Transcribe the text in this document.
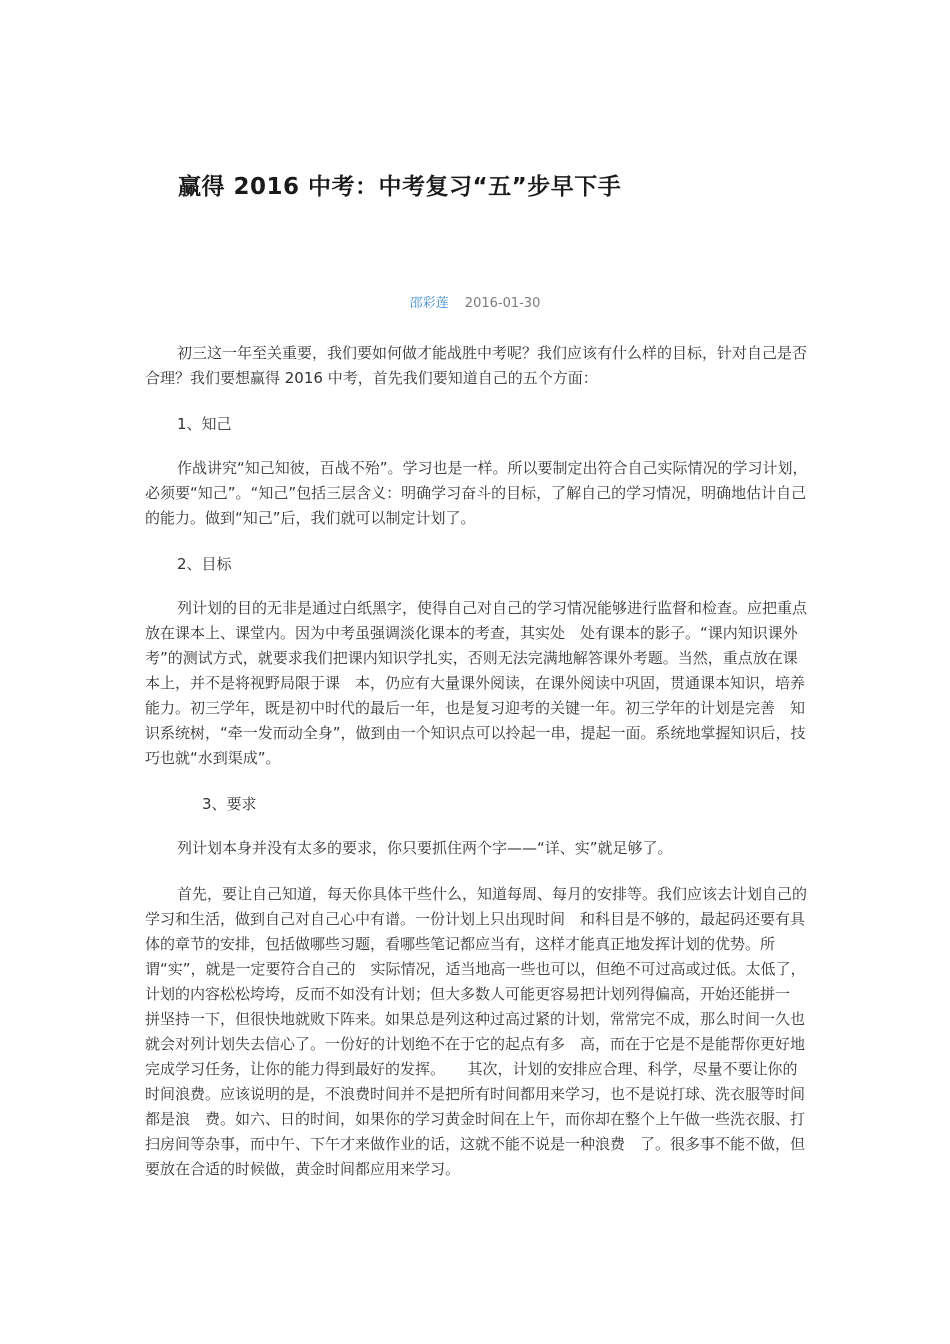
赢得 2016 中考：中考复习“五”步早下手
邵彩莲 2016-01-30

初三这一年至关重要，我们要如何做才能战胜中考呢？我们应该有什么样的目标，针对自己是否合理？我们要想赢得 2016 中考，首先我们要知道自己的五个方面：

1、知己

作战讲究“知己知彼，百战不殆”。学习也是一样。所以要制定出符合自己实际情况的学习计划，必须要“知己”。“知己”包括三层含义：明确学习奋斗的目标，了解自己的学习情况，明确地估计自己的能力。做到“知己”后，我们就可以制定计划了。

2、目标

列计划的目的无非是通过白纸黑字，使得自己对自己的学习情况能够进行监督和检查。应把重点放在课本上、课堂内。因为中考虽强调淡化课本的考查，其实处　处有课本的影子。“课内知识课外考”的测试方式，就要求我们把课内知识学扎实，否则无法完满地解答课外考题。当然，重点放在课本上，并不是将视野局限于课　本，仍应有大量课外阅读，在课外阅读中巩固，贯通课本知识，培养能力。初三学年，既是初中时代的最后一年，也是复习迎考的关键一年。初三学年的计划是完善　知识系统树，“牵一发而动全身”，做到由一个知识点可以拎起一串，提起一面。系统地掌握知识后，技巧也就“水到渠成”。

3、要求

列计划本身并没有太多的要求，你只要抓住两个字——“详、实”就足够了。

首先，要让自己知道，每天你具体干些什么，知道每周、每月的安排等。我们应该去计划自己的学习和生活，做到自己对自己心中有谱。一份计划上只出现时间　和科目是不够的，最起码还要有具体的章节的安排，包括做哪些习题，看哪些笔记都应当有，这样才能真正地发挥计划的优势。所谓“实”，就是一定要符合自己的　实际情况，适当地高一些也可以，但绝不可过高或过低。太低了，计划的内容松松垮垮，反而不如没有计划；但大多数人可能更容易把计划列得偏高，开始还能拼一　拼坚持一下，但很快地就败下阵来。如果总是列这种过高过紧的计划，常常完不成，那么时间一久也就会对列计划失去信心了。一份好的计划绝不在于它的起点有多　高，而在于它是不是能帮你更好地完成学习任务，让你的能力得到最好的发挥。　　其次，计划的安排应合理、科学，尽量不要让你的时间浪费。应该说明的是，不浪费时间并不是把所有时间都用来学习，也不是说打球、洗衣服等时间都是浪　费。如六、日的时间，如果你的学习黄金时间在上午，而你却在整个上午做一些洗衣服、打扫房间等杂事，而中午、下午才来做作业的话，这就不能不说是一种浪费　了。很多事不能不做，但要放在合适的时候做，黄金时间都应用来学习。
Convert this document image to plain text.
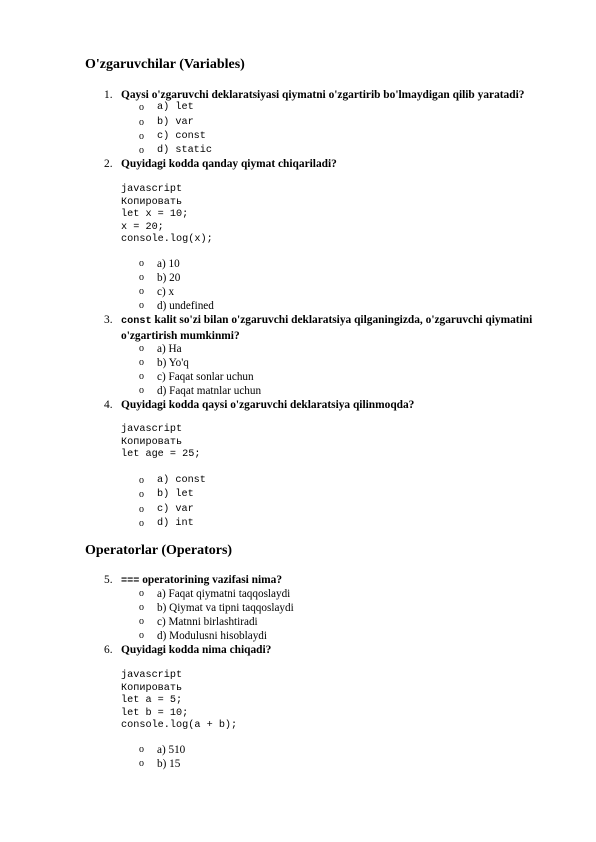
O'zgaruvchilar (Variables)
1. Qaysi o'zgaruvchi deklaratsiyasi qiymatni o'zgartirib bo'lmaydigan qilib yaratadi?
o a) let
o b) var
o c) const
o d) static
2. Quyidagi kodda qanday qiymat chiqariladi?
javascript
Копировать
let x = 10;
x = 20;
console.log(x);
o a) 10
o b) 20
o c) x
o d) undefined
3. const kalit so'zi bilan o'zgaruvchi deklaratsiya qilganingizda, o'zgaruvchi qiymatini o'zgartirish mumkinmi?
o a) Ha
o b) Yo'q
o c) Faqat sonlar uchun
o d) Faqat matnlar uchun
4. Quyidagi kodda qaysi o'zgaruvchi deklaratsiya qilinmoqda?
javascript
Копировать
let age = 25;
o a) const
o b) let
o c) var
o d) int
Operatorlar (Operators)
5. === operatorining vazifasi nima?
o a) Faqat qiymatni taqqoslaydi
o b) Qiymat va tipni taqqoslaydi
o c) Matnni birlashtiradi
o d) Modulusni hisoblaydi
6. Quyidagi kodda nima chiqadi?
javascript
Копировать
let a = 5;
let b = 10;
console.log(a + b);
o a) 510
o b) 15
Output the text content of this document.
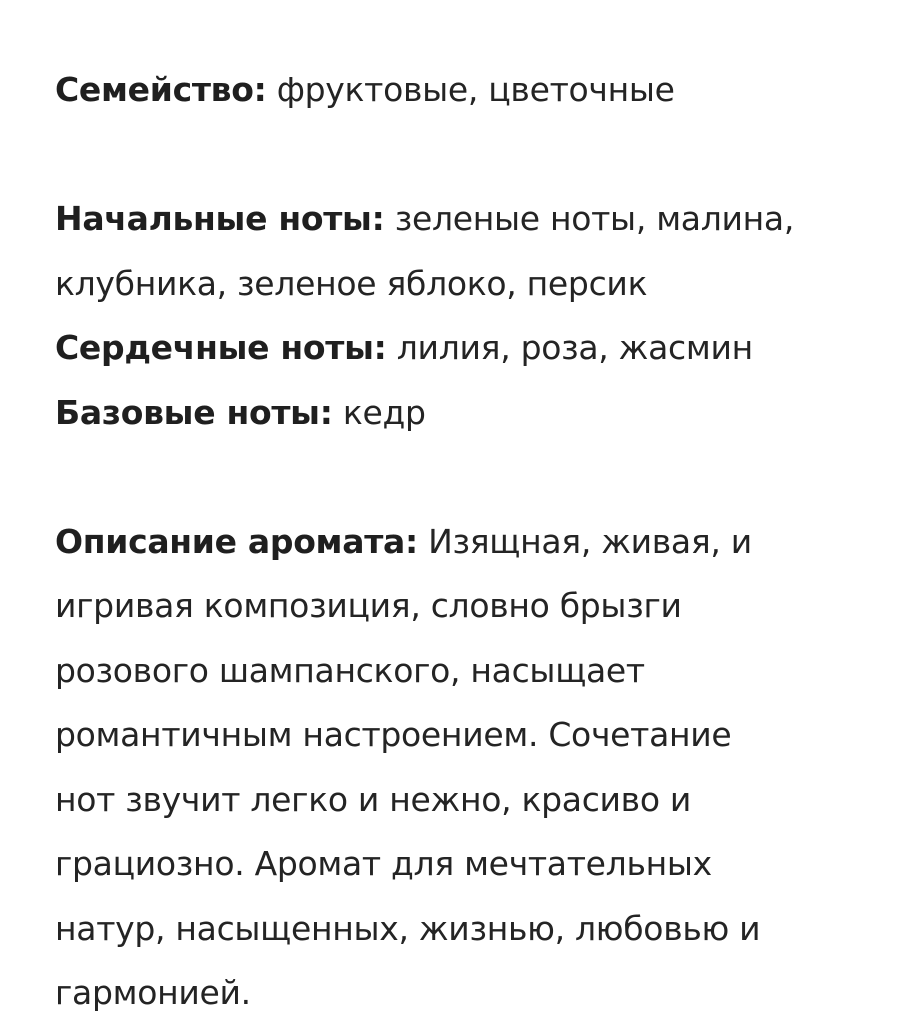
Семейство: фруктовые, цветочные

Начальные ноты: зеленые ноты, малина,
клубника, зеленое яблоко, персик
Сердечные ноты: лилия, роза, жасмин
Базовые ноты: кедр

Описание аромата: Изящная, живая, и
игривая композиция, словно брызги
розового шампанского, насыщает
романтичным настроением. Сочетание
нот звучит легко и нежно, красиво и
грациозно. Аромат для мечтательных
натур, насыщенных, жизнью, любовью и
гармонией.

• • • • • • •

Output the material word for word, omitting its pictures.

Transcribe the text in this document.
赢得 2016 中考：中考复习“五”步早下手
邵彩莲 2016-01-30

初三这一年至关重要，我们要如何做才能战胜中考呢？我们应该有什么样的目标，针对自己是否合理？我们要想赢得 2016 中考，首先我们要知道自己的五个方面：

1、知己

作战讲究“知己知彼，百战不殆”。学习也是一样。所以要制定出符合自己实际情况的学习计划，必须要“知己”。“知己”包括三层含义：明确学习奋斗的目标，了解自己的学习情况，明确地估计自己的能力。做到“知己”后，我们就可以制定计划了。

2、目标

列计划的目的无非是通过白纸黑字，使得自己对自己的学习情况能够进行监督和检查。应把重点放在课本上、课堂内。因为中考虽强调淡化课本的考查，其实处　处有课本的影子。“课内知识课外考”的测试方式，就要求我们把课内知识学扎实，否则无法完满地解答课外考题。当然，重点放在课本上，并不是将视野局限于课　本，仍应有大量课外阅读，在课外阅读中巩固，贯通课本知识，培养能力。初三学年，既是初中时代的最后一年，也是复习迎考的关键一年。初三学年的计划是完善　知识系统树，“牵一发而动全身”，做到由一个知识点可以拎起一串，提起一面。系统地掌握知识后，技巧也就“水到渠成”。

3、要求

列计划本身并没有太多的要求，你只要抓住两个字——“详、实”就足够了。

首先，要让自己知道，每天你具体干些什么，知道每周、每月的安排等。我们应该去计划自己的学习和生活，做到自己对自己心中有谱。一份计划上只出现时间　和科目是不够的，最起码还要有具体的章节的安排，包括做哪些习题，看哪些笔记都应当有，这样才能真正地发挥计划的优势。所谓“实”，就是一定要符合自己的　实际情况，适当地高一些也可以，但绝不可过高或过低。太低了，计划的内容松松垮垮，反而不如没有计划；但大多数人可能更容易把计划列得偏高，开始还能拼一　拼坚持一下，但很快地就败下阵来。如果总是列这种过高过紧的计划，常常完不成，那么时间一久也就会对列计划失去信心了。一份好的计划绝不在于它的起点有多　高，而在于它是不是能帮你更好地完成学习任务，让你的能力得到最好的发挥。　　其次，计划的安排应合理、科学，尽量不要让你的时间浪费。应该说明的是，不浪费时间并不是把所有时间都用来学习，也不是说打球、洗衣服等时间都是浪　费。如六、日的时间，如果你的学习黄金时间在上午，而你却在整个上午做一些洗衣服、打扫房间等杂事，而中午、下午才来做作业的话，这就不能不说是一种浪费　了。很多事不能不做，但要放在合适的时候做，黄金时间都应用来学习。
Convert this document image to plain text.
O'zgaruvchilar (Variables)
1. Qaysi o'zgaruvchi deklaratsiyasi qiymatni o'zgartirib bo'lmaydigan qilib yaratadi?
o a) let
o b) var
o c) const
o d) static
2. Quyidagi kodda qanday qiymat chiqariladi?
javascript
Копировать
let x = 10;
x = 20;
console.log(x);
o a) 10
o b) 20
o c) x
o d) undefined
3. const kalit so'zi bilan o'zgaruvchi deklaratsiya qilganingizda, o'zgaruvchi qiymatini o'zgartirish mumkinmi?
o a) Ha
o b) Yo'q
o c) Faqat sonlar uchun
o d) Faqat matnlar uchun
4. Quyidagi kodda qaysi o'zgaruvchi deklaratsiya qilinmoqda?
javascript
Копировать
let age = 25;
o a) const
o b) let
o c) var
o d) int
Operatorlar (Operators)
5. === operatorining vazifasi nima?
o a) Faqat qiymatni taqqoslaydi
o b) Qiymat va tipni taqqoslaydi
o c) Matnni birlashtiradi
o d) Modulusni hisoblaydi
6. Quyidagi kodda nima chiqadi?
javascript
Копировать
let a = 5;
let b = 10;
console.log(a + b);
o a) 510
o b) 15
Output the text content of this document.
Семейство: фруктовые, цветочные

Начальные ноты: зеленые ноты, малина,
клубника, зеленое яблоко, персик
Сердечные ноты: лилия, роза, жасмин
Базовые ноты: кедр

Описание аромата: Изящная, живая, и
игривая композиция, словно брызги
розового шампанского, насыщает
романтичным настроением. Сочетание
нот звучит легко и нежно, красиво и
грациозно. Аромат для мечтательных
натур, насыщенных, жизнью, любовью и
гармонией.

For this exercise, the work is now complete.